Wat te doen:
1. Na hoeveel jaar gaat Mowgli volgens het artikel weer terug naar de mensen?
2. Klopt elke uitspraak hieronder met het artikel? Antwoord per uitspraak met ja of nee en citeer de woorden uit het artikel die de doorslag geven.
(a) Mowgli is de enige hoofdpersoon van het verhaal.
(b) De andere dieren veranderen in de loop van het verhaal.
(c) Kaa staat voor koele zelfbeheersing.

Artikel:
________

Een ander verhaal uit het Jungleboek is het verhaal van Kotick de witte zeehond, waarop het spelaanbod van de Zeehondjes werd gebaseerd

Op het boek zijn al verschillende films en tekenfilms gebaseerd, bijvoorbeeld door Walt Disney, deze films zijn inmiddels bekender dan het boek wat aan de basis stond maar de films wijken echter nogal eens af van en kunnen niet tippen aan het originele verhaal van Rudyard Kipling.

Betekenis[bewerken]

Het jungelboek beschrijft de karakterontwikkeling van een 'jong mens'. Mowgli alleen, maakt het onderwerp uit van het verhaal, hij alleen is de hoofdpersoon. Zijn evolutie, zijn groei naar zelfbeheersing, dat is het thema hoe Mowgli als een “naakte puit” bij de Wolven kwam, om na 15 jaar weer naar de mensen te keren, als volwassen persoonlijkheid. De andere personages vormen de vaste achtergrond, tegenover dewelke het verhaal van Mowgli’s opvoeding zich voltrekt. Zij evolueren niet, Mowgli alleen doet dat. Elk dier heeft zijn karakter; doorheen het hele verhaal blijft dit onveranderd. De dieren spelen een hulprol, zijn slechts van belang in zoverre zij een invloed uitoefenen op de opvoeding van het mensenjong.

Akela, Baloe en Bagheera zijn de voorbeelden van een karaktereigenschap, welke Mowgli moet ontwikkelen; Shere-Khan, de Bandars en het Gidoer-log zijn zovele ondeugden welke zullen bestreden worden.

Vooral in het 1e jungleboek wordt verhaald hoe Mowgli’s evolutie zich voltrokken heeft in 5 hoofdmomenten.

  1. Onbevreesd komt Mowgli naar het wolvenhol : meteen bewijst hij dat hij reeds karakter bezit : “Naakt kwam het in de nacht tot hier, alleen en hongerig, en toch was het niet bang.”
  2. Het hoofdstuk met de Bandar-log verhaalt van een slippertje dat Mowgli maakte. Het apenvolk is een grappige karikatuur van de kindergebreken : wispelturig, slordig, opscheppend, tuchtloos, zonder wetten; Mowgli laat zich verleiden door mooie beloften en geeft toe aan speelzucht.
    Een ogenblik laat hij zich gaan, en reeds dreigt de ramp, de mislukking van het opvoedingswerk. Gelukkig waken Baloo en Bagheera. Er volgt een prachtige les : de overwinning van de koele zelfbeheersing, verpersoonlijkt in Kaa, de slang, op de dwaze losbolligheid van de apen. Een symbool van Mowgli’s opvoeding.

________

Aangeleverde gegevens:
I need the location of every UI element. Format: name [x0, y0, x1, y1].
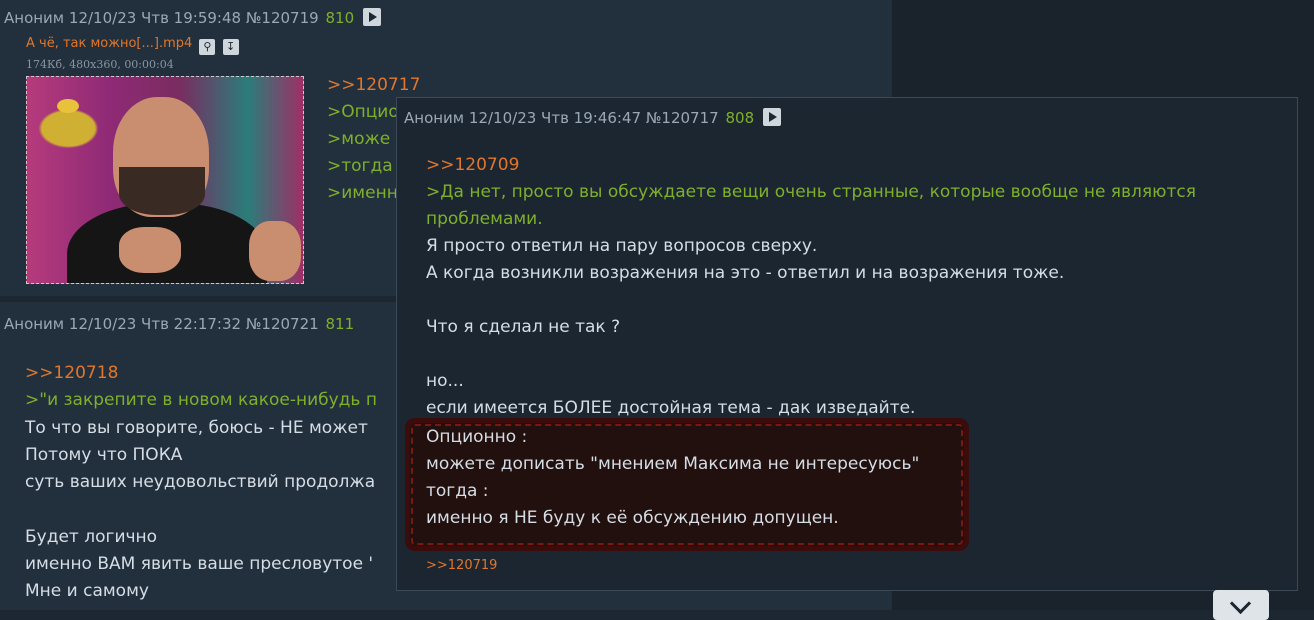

________

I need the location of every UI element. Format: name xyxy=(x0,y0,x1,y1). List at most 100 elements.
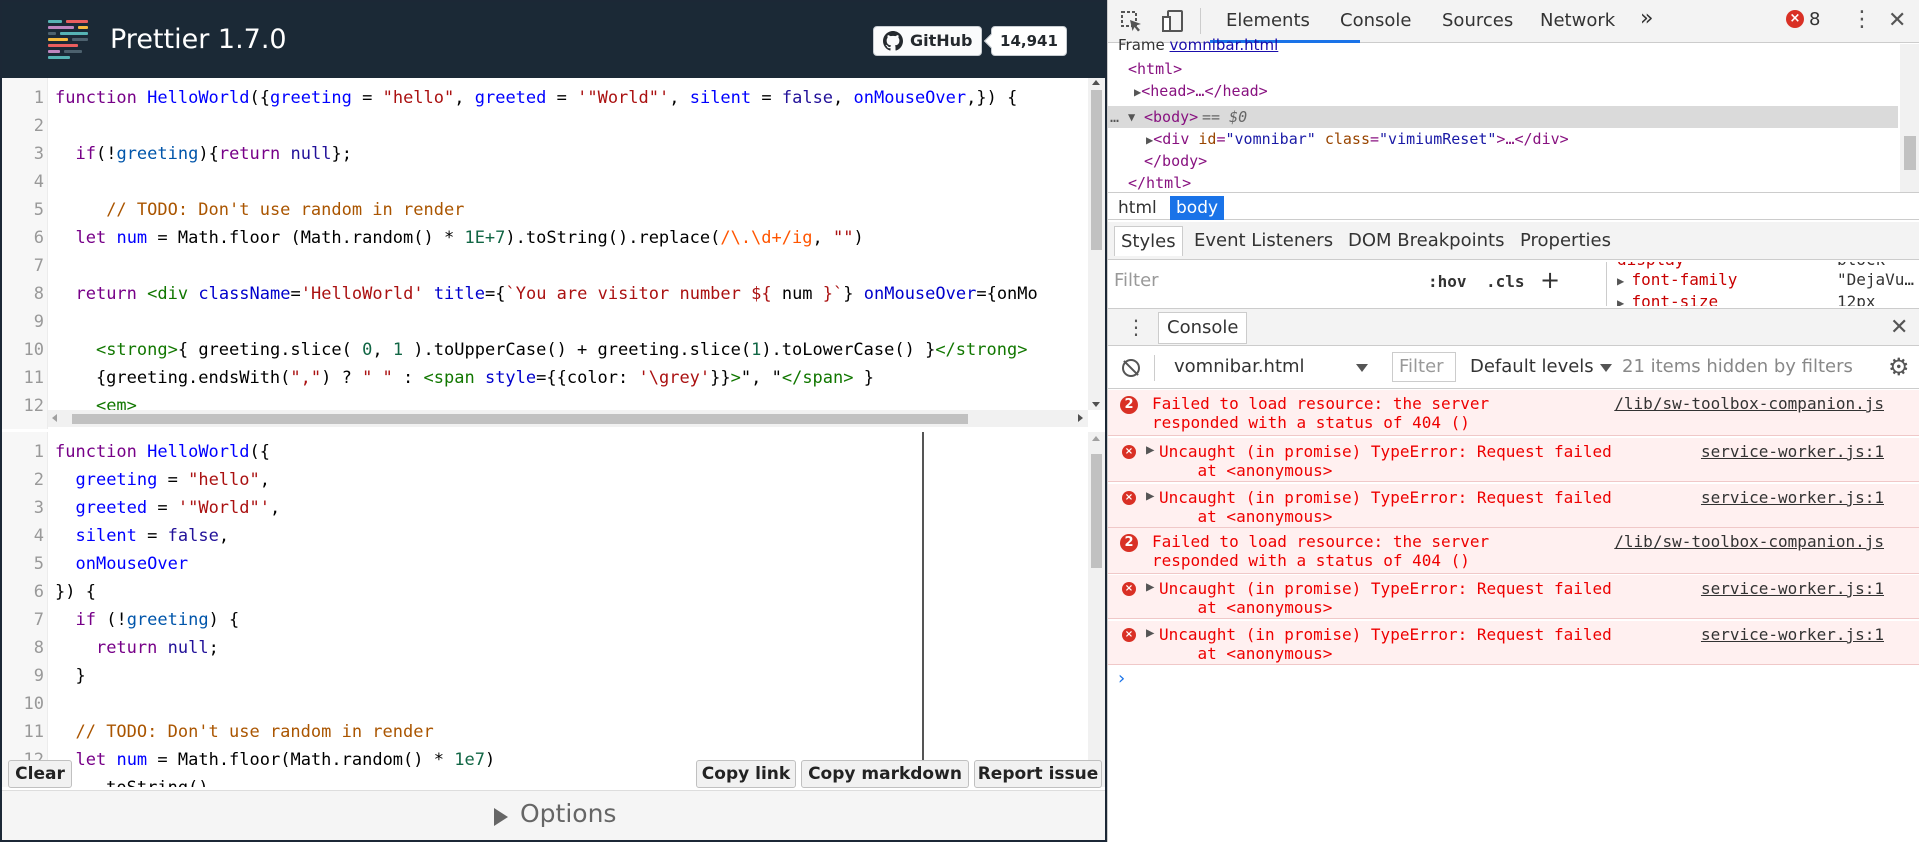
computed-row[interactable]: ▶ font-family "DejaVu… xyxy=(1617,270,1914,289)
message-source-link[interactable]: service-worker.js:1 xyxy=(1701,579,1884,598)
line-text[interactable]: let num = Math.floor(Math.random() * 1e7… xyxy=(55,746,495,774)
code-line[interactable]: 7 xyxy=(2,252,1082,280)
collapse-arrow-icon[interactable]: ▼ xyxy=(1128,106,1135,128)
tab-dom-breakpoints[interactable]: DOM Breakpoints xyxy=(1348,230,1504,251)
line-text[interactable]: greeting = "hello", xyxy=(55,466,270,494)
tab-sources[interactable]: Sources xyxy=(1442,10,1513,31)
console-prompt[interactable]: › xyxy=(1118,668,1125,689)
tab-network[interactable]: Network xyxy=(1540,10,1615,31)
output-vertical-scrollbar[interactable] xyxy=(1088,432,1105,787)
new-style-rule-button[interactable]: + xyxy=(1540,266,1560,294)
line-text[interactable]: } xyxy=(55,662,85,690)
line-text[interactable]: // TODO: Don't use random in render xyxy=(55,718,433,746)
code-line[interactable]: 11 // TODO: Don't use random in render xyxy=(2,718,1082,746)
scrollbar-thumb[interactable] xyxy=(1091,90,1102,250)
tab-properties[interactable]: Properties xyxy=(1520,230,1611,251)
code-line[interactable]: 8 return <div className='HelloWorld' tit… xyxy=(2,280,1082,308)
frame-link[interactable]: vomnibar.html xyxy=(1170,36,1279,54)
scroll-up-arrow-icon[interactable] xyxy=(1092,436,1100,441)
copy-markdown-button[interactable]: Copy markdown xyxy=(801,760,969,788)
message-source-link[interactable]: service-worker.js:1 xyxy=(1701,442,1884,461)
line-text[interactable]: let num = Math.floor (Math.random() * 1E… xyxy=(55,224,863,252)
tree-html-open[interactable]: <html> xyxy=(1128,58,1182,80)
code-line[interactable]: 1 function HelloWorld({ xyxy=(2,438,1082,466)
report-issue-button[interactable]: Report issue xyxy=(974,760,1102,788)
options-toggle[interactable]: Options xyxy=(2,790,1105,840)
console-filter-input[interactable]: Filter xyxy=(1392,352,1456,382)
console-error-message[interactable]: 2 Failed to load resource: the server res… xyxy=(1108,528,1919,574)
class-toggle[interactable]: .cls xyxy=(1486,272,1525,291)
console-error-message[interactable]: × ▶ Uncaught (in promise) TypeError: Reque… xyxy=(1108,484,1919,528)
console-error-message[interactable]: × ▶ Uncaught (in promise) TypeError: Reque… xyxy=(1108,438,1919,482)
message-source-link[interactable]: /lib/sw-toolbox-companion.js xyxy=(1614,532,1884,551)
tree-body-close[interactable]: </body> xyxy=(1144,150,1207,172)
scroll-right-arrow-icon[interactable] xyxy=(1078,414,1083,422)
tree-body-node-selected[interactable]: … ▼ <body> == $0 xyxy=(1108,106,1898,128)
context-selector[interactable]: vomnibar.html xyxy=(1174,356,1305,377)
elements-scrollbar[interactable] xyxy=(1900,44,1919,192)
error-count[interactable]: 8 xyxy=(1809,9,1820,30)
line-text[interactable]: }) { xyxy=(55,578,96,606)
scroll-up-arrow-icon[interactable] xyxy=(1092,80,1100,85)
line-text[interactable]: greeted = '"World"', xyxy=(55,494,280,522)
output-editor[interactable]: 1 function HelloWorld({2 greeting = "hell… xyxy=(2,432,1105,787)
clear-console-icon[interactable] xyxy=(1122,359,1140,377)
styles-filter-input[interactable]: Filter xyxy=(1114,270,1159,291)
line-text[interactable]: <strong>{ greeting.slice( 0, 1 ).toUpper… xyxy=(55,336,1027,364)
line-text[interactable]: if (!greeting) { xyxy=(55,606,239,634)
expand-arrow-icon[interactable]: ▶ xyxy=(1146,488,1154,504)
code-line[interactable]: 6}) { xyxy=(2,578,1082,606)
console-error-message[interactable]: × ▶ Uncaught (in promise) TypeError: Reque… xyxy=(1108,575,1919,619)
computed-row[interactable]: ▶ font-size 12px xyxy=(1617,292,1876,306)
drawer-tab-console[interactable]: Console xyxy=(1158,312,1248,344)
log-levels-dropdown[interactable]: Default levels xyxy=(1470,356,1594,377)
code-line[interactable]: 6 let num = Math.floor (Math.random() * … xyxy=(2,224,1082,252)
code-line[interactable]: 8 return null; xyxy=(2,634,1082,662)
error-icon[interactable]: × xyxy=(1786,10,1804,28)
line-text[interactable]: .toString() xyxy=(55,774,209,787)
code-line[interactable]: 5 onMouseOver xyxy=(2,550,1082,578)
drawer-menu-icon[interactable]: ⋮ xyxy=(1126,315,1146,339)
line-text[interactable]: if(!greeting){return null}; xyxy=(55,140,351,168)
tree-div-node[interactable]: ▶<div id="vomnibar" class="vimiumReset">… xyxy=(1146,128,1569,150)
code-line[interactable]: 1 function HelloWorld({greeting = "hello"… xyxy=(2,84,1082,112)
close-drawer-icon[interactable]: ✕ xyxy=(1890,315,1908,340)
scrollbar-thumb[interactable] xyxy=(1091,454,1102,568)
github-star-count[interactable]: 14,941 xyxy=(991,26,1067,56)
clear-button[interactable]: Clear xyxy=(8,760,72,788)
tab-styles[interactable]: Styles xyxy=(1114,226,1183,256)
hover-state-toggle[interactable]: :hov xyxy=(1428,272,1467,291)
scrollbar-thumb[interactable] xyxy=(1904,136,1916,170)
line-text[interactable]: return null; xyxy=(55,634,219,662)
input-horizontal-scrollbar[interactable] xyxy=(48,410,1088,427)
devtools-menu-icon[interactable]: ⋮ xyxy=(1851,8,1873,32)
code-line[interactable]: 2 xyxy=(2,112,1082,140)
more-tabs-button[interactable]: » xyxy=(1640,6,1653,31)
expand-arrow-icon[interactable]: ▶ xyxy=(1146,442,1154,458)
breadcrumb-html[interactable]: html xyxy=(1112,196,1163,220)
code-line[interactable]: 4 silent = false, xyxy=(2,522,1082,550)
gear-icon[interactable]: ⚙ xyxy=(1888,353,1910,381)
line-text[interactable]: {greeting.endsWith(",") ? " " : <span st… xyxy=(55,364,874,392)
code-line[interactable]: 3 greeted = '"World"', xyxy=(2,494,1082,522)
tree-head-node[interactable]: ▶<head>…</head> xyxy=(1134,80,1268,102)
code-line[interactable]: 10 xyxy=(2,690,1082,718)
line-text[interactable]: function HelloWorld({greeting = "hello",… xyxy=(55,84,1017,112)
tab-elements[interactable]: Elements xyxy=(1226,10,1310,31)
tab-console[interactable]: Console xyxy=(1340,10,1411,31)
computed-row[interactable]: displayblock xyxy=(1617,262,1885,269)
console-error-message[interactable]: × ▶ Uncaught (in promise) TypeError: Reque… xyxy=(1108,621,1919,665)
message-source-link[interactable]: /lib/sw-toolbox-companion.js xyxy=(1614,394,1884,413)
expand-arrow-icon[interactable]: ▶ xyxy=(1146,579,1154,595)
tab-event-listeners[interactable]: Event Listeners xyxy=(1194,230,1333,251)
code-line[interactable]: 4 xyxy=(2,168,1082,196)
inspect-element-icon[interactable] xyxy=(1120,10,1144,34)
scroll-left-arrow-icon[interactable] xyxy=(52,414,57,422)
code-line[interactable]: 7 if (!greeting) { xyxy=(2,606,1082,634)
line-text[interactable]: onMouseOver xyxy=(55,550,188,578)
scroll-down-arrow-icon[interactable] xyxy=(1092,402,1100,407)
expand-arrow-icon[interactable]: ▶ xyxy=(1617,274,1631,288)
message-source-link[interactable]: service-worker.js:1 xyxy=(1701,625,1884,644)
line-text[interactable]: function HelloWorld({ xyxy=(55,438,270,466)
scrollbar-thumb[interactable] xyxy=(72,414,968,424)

________

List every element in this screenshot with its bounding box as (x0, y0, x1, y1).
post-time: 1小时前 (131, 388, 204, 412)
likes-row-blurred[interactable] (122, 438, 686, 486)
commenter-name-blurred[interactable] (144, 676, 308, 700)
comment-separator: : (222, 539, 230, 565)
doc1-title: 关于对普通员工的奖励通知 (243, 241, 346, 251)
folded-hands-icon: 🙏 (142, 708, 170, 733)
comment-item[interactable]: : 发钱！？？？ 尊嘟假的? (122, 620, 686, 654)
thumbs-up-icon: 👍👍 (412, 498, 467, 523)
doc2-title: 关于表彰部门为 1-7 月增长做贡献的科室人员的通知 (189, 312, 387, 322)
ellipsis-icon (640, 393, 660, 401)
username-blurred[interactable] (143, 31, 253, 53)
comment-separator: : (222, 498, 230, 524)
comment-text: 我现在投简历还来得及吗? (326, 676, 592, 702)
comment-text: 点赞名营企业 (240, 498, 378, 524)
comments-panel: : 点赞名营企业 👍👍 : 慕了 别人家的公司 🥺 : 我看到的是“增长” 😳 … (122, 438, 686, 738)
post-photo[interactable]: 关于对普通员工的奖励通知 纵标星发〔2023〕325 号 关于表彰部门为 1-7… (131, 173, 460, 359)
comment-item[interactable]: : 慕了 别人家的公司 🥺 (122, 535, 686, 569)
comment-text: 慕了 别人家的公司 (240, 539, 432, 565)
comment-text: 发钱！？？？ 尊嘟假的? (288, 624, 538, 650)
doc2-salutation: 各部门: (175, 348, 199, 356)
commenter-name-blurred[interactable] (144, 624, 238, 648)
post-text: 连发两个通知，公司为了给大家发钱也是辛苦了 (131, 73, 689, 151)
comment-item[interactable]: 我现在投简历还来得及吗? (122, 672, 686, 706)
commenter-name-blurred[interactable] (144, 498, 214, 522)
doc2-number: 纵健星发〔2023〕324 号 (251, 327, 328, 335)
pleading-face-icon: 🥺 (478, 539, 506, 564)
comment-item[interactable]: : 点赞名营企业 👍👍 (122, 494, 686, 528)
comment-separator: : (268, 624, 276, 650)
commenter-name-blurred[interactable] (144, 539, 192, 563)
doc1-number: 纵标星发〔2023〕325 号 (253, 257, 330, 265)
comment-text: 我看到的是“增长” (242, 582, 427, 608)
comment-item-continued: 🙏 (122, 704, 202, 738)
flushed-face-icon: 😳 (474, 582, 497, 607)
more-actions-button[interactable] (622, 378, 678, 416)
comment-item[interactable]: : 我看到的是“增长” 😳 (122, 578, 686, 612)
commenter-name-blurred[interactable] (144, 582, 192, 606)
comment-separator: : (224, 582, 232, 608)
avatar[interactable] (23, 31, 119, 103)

________

Antwoorden hieronder:
1. Na 15 jaar.

2.
(a) Ja: "hij alleen is de hoofdpersoon"
(b) Nee: "Zij evolueren niet, Mowgli alleen doet dat."
(c) Ja: "de overwinning van de koele zelfbeheersing, verpersoonlijkt in Kaa, de slang"